#### WHAT IS ASKED
Write out all of the entries exactly, please.

======== DATA

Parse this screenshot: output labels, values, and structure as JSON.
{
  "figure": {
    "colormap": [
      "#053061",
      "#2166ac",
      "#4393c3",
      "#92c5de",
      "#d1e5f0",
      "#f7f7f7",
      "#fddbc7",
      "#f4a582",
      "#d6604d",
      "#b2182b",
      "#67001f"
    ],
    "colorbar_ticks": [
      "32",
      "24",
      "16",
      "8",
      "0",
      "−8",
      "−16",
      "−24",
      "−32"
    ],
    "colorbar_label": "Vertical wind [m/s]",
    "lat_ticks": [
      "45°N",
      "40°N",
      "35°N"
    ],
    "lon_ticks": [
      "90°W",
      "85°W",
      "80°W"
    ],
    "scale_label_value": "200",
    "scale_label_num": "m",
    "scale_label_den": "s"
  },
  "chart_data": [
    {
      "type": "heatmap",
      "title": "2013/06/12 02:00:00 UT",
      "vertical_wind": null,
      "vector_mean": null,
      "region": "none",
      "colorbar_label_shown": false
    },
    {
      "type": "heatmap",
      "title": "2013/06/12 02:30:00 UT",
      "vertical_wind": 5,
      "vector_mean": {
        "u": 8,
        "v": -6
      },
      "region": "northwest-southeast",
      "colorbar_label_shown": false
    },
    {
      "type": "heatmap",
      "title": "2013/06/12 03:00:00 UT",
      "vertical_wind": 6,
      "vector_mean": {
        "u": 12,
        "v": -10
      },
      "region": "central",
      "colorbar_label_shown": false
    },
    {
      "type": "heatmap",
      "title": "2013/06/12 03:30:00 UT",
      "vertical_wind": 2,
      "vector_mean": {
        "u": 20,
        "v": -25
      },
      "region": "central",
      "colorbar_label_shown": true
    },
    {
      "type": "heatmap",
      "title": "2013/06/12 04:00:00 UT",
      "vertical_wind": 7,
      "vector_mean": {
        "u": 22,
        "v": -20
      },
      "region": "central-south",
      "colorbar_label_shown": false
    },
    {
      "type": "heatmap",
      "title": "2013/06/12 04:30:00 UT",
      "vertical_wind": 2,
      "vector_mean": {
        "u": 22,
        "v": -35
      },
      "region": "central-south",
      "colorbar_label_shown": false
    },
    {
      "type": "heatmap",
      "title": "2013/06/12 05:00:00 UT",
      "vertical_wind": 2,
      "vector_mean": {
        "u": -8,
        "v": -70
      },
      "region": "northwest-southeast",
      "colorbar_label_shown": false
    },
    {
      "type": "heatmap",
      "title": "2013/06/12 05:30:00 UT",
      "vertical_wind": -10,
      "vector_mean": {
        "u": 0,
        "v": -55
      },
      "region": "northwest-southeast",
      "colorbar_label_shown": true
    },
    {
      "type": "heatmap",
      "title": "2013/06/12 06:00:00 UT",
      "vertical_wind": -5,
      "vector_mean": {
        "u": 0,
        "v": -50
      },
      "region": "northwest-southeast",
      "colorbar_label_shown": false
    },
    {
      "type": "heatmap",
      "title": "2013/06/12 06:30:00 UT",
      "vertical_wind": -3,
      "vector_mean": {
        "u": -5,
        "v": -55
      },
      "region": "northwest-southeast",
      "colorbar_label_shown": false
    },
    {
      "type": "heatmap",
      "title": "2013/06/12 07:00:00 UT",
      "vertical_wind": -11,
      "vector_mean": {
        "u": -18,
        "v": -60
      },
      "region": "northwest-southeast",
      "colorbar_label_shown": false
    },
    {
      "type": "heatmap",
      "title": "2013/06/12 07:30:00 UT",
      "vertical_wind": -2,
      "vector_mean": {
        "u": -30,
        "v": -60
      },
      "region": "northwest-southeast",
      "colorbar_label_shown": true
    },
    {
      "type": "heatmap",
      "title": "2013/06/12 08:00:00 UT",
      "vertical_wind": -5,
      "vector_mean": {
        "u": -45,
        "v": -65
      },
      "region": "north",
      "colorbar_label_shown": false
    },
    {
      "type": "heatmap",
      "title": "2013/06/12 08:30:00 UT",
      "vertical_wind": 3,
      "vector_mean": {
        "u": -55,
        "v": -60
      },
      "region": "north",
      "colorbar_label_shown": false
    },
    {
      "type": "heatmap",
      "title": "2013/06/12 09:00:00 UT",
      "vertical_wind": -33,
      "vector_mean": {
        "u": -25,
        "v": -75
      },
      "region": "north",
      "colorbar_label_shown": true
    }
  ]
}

================

#### TASK RESPONSE
Parse this screenshot: output labels, values, and structure as JSON.
{
  "figure": {
    "colormap": [
      "#053061",
      "#2166ac",
      "#4393c3",
      "#92c5de",
      "#d1e5f0",
      "#f7f7f7",
      "#fddbc7",
      "#f4a582",
      "#d6604d",
      "#b2182b",
      "#67001f"
    ],
    "colorbar_ticks": [
      "32",
      "24",
      "16",
      "8",
      "0",
      "−8",
      "−16",
      "−24",
      "−32"
    ],
    "colorbar_label": "Vertical wind [m/s]",
    "lat_ticks": [
      "45°N",
      "40°N",
      "35°N"
    ],
    "lon_ticks": [
      "90°W",
      "85°W",
      "80°W"
    ],
    "scale_label_value": "200",
    "scale_label_num": "m",
    "scale_label_den": "s"
  },
  "chart_data": [
    {
      "type": "heatmap",
      "title": "2013/06/12 02:00:00 UT",
      "vertical_wind": null,
      "vector_mean": null,
      "region": "none",
      "colorbar_label_shown": false
    },
    {
      "type": "heatmap",
      "title": "2013/06/12 02:30:00 UT",
      "vertical_wind": 5,
      "vector_mean": {
        "u": 8,
        "v": -6
      },
      "region": "northwest-southeast",
      "colorbar_label_shown": false
    },
    {
      "type": "heatmap",
      "title": "2013/06/12 03:00:00 UT",
      "vertical_wind": 6,
      "vector_mean": {
        "u": 12,
        "v": -10
      },
      "region": "central",
      "colorbar_label_shown": false
    },
    {
      "type": "heatmap",
      "title": "2013/06/12 03:30:00 UT",
      "vertical_wind": 2,
      "vector_mean": {
        "u": 20,
        "v": -25
      },
      "region": "central",
      "colorbar_label_shown": true
    },
    {
      "type": "heatmap",
      "title": "2013/06/12 04:00:00 UT",
      "vertical_wind": 7,
      "vector_mean": {
        "u": 22,
        "v": -20
      },
      "region": "central-south",
      "colorbar_label_shown": false
    },
    {
      "type": "heatmap",
      "title": "2013/06/12 04:30:00 UT",
      "vertical_wind": 2,
      "vector_mean": {
        "u": 22,
        "v": -35
      },
      "region": "central-south",
      "colorbar_label_shown": false
    },
    {
      "type": "heatmap",
      "title": "2013/06/12 05:00:00 UT",
      "vertical_wind": 2,
      "vector_mean": {
        "u": -8,
        "v": -70
      },
      "region": "northwest-southeast",
      "colorbar_label_shown": false
    },
    {
      "type": "heatmap",
      "title": "2013/06/12 05:30:00 UT",
      "vertical_wind": -10,
      "vector_mean": {
        "u": 0,
        "v": -55
      },
      "region": "northwest-southeast",
      "colorbar_label_shown": true
    },
    {
      "type": "heatmap",
      "title": "2013/06/12 06:00:00 UT",
      "vertical_wind": -5,
      "vector_mean": {
        "u": 0,
        "v": -50
      },
      "region": "northwest-southeast",
      "colorbar_label_shown": false
    },
    {
      "type": "heatmap",
      "title": "2013/06/12 06:30:00 UT",
      "vertical_wind": -3,
      "vector_mean": {
        "u": -5,
        "v": -55
      },
      "region": "northwest-southeast",
      "colorbar_label_shown": false
    },
    {
      "type": "heatmap",
      "title": "2013/06/12 07:00:00 UT",
      "vertical_wind": -11,
      "vector_mean": {
        "u": -18,
        "v": -60
      },
      "region": "northwest-southeast",
      "colorbar_label_shown": false
    },
    {
      "type": "heatmap",
      "title": "2013/06/12 07:30:00 UT",
      "vertical_wind": -2,
      "vector_mean": {
        "u": -30,
        "v": -60
      },
      "region": "northwest-southeast",
      "colorbar_label_shown": true
    },
    {
      "type": "heatmap",
      "title": "2013/06/12 08:00:00 UT",
      "vertical_wind": -5,
      "vector_mean": {
        "u": -45,
        "v": -65
      },
      "region": "north",
      "colorbar_label_shown": false
    },
    {
      "type": "heatmap",
      "title": "2013/06/12 08:30:00 UT",
      "vertical_wind": 3,
      "vector_mean": {
        "u": -55,
        "v": -60
      },
      "region": "north",
      "colorbar_label_shown": false
    },
    {
      "type": "heatmap",
      "title": "2013/06/12 09:00:00 UT",
      "vertical_wind": -33,
      "vector_mean": {
        "u": -25,
        "v": -75
      },
      "region": "north",
      "colorbar_label_shown": true
    }
  ]
}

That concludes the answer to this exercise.